(Dataset records)
-*-*-

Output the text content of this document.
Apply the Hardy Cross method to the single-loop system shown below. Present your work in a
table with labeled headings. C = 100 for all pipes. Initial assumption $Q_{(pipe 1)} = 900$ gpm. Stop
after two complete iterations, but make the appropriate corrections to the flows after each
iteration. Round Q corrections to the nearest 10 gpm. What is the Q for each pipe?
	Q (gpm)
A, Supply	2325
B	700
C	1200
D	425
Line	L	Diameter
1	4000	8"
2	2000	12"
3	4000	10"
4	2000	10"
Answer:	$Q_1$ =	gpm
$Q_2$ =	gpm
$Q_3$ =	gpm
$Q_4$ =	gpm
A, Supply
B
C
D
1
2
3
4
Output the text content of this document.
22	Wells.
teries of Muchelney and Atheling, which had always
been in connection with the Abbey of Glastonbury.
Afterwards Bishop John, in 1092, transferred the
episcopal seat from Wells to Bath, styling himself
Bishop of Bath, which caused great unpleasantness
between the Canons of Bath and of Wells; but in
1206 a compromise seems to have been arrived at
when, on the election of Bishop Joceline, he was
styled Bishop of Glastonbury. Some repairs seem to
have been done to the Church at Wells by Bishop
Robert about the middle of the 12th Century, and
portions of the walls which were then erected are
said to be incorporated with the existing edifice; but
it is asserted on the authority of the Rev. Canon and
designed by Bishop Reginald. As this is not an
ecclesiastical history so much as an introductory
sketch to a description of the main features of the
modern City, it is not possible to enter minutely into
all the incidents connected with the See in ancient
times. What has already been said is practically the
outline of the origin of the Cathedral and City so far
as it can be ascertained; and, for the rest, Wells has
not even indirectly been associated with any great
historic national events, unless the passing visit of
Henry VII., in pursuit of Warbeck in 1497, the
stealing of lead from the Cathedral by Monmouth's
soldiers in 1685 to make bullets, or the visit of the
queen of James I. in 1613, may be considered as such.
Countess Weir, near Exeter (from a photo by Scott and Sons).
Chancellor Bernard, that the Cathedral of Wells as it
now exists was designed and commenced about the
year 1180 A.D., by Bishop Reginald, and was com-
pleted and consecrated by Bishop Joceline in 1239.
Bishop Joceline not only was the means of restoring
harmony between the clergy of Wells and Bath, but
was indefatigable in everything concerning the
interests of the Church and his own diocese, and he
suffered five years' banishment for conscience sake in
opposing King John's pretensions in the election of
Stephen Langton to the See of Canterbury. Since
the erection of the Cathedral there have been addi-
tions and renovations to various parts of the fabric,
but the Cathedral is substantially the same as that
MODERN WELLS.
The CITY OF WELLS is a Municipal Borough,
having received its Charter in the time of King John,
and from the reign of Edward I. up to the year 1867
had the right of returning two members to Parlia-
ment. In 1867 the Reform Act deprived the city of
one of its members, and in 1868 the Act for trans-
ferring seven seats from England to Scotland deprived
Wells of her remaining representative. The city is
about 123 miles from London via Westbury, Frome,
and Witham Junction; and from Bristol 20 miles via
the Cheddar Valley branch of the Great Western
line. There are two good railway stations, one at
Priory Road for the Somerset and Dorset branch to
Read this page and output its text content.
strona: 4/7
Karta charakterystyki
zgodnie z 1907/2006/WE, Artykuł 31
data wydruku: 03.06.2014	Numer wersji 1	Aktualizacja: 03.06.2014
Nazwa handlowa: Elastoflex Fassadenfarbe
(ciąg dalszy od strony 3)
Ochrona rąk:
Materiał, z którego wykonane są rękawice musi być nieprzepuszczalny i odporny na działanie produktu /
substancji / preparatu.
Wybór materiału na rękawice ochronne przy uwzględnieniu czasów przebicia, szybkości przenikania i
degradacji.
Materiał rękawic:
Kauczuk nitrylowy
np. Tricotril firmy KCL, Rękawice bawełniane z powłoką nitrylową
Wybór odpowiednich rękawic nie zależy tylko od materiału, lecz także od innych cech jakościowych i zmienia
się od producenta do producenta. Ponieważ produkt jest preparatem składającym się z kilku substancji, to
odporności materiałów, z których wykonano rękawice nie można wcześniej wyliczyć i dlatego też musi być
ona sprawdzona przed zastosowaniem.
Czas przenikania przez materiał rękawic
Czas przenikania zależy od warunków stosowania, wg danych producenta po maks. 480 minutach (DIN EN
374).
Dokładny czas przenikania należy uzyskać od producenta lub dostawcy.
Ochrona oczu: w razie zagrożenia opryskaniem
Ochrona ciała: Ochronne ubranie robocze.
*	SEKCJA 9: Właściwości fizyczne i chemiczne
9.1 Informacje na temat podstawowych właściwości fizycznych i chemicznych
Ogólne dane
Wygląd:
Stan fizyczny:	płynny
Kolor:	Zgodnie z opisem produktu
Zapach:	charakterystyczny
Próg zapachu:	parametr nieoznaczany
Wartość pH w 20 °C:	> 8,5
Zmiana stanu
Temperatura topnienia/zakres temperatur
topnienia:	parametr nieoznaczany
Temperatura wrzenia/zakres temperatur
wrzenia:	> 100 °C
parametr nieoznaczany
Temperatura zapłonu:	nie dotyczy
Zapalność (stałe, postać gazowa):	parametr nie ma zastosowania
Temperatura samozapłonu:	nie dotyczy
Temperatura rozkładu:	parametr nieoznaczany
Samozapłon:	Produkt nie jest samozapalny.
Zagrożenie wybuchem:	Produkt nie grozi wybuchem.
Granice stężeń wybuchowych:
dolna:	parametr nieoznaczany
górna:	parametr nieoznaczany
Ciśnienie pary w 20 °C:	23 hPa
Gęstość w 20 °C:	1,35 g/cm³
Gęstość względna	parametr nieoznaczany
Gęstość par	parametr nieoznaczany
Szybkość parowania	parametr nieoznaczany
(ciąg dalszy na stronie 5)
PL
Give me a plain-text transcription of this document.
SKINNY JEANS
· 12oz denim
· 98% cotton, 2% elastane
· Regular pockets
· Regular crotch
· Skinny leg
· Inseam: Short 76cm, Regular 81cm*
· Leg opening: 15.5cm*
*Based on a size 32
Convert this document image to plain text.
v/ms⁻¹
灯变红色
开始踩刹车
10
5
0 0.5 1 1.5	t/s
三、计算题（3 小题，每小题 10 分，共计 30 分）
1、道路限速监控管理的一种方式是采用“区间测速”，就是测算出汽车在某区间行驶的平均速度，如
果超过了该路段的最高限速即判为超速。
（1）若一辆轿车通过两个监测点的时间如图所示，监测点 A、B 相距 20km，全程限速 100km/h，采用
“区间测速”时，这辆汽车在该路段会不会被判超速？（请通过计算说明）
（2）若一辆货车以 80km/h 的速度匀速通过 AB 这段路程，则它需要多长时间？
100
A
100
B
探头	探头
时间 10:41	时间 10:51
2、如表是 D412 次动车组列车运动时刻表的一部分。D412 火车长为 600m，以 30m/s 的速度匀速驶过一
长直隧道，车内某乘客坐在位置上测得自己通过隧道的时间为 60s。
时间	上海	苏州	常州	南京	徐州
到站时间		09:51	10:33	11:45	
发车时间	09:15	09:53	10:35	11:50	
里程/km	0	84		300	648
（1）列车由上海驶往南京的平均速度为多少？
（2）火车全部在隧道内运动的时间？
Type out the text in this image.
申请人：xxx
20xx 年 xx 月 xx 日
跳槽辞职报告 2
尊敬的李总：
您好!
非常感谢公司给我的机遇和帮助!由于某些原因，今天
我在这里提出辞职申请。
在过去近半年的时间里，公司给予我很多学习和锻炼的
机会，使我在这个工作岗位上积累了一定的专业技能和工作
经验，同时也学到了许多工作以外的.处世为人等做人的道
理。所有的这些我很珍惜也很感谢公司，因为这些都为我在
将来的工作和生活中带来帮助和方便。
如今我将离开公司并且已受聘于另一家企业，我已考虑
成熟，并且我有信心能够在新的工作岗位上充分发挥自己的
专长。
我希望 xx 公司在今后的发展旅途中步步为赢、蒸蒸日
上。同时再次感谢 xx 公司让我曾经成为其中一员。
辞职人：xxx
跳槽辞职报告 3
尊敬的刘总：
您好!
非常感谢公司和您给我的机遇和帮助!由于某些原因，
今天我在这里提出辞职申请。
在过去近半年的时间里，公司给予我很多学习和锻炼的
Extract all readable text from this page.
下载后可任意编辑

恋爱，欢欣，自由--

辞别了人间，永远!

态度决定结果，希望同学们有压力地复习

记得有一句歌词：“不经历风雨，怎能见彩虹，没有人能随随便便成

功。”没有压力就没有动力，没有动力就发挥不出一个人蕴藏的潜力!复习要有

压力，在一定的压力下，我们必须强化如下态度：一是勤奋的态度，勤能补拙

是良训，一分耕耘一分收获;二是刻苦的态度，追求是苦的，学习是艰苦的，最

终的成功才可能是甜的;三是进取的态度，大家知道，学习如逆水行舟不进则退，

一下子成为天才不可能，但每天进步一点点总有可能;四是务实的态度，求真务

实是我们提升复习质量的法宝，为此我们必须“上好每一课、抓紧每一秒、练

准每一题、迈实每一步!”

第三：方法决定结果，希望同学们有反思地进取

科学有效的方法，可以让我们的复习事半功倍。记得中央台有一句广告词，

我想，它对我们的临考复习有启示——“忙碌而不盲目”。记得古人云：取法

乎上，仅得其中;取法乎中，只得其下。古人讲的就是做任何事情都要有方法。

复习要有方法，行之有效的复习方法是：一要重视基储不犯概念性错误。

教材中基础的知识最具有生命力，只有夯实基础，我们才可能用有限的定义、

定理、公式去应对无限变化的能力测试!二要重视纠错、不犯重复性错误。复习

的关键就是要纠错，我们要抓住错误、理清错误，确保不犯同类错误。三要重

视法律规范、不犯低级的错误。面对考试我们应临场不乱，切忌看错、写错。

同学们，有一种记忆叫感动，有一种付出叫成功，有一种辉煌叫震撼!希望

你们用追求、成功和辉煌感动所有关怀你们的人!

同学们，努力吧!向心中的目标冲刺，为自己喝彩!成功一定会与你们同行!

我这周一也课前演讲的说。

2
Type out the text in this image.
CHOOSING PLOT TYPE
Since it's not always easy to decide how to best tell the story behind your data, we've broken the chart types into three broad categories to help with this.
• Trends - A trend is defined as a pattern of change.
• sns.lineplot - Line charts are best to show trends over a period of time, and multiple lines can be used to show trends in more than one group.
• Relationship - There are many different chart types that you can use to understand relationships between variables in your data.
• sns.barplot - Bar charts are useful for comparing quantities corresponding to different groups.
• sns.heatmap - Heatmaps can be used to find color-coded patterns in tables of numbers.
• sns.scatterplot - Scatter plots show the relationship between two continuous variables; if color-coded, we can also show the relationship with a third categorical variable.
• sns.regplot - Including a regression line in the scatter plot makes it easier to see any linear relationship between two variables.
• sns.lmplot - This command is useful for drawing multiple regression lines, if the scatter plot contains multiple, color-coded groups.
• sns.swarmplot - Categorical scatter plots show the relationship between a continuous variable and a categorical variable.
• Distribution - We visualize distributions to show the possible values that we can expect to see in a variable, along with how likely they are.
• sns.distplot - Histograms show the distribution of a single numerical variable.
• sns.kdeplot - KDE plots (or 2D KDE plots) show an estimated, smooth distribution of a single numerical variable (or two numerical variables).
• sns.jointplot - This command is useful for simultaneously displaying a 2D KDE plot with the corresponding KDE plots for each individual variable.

-*-*-

**Given exercise:** Only the number is required: the count of lines containing the word "miles".

**Exercise response:** 2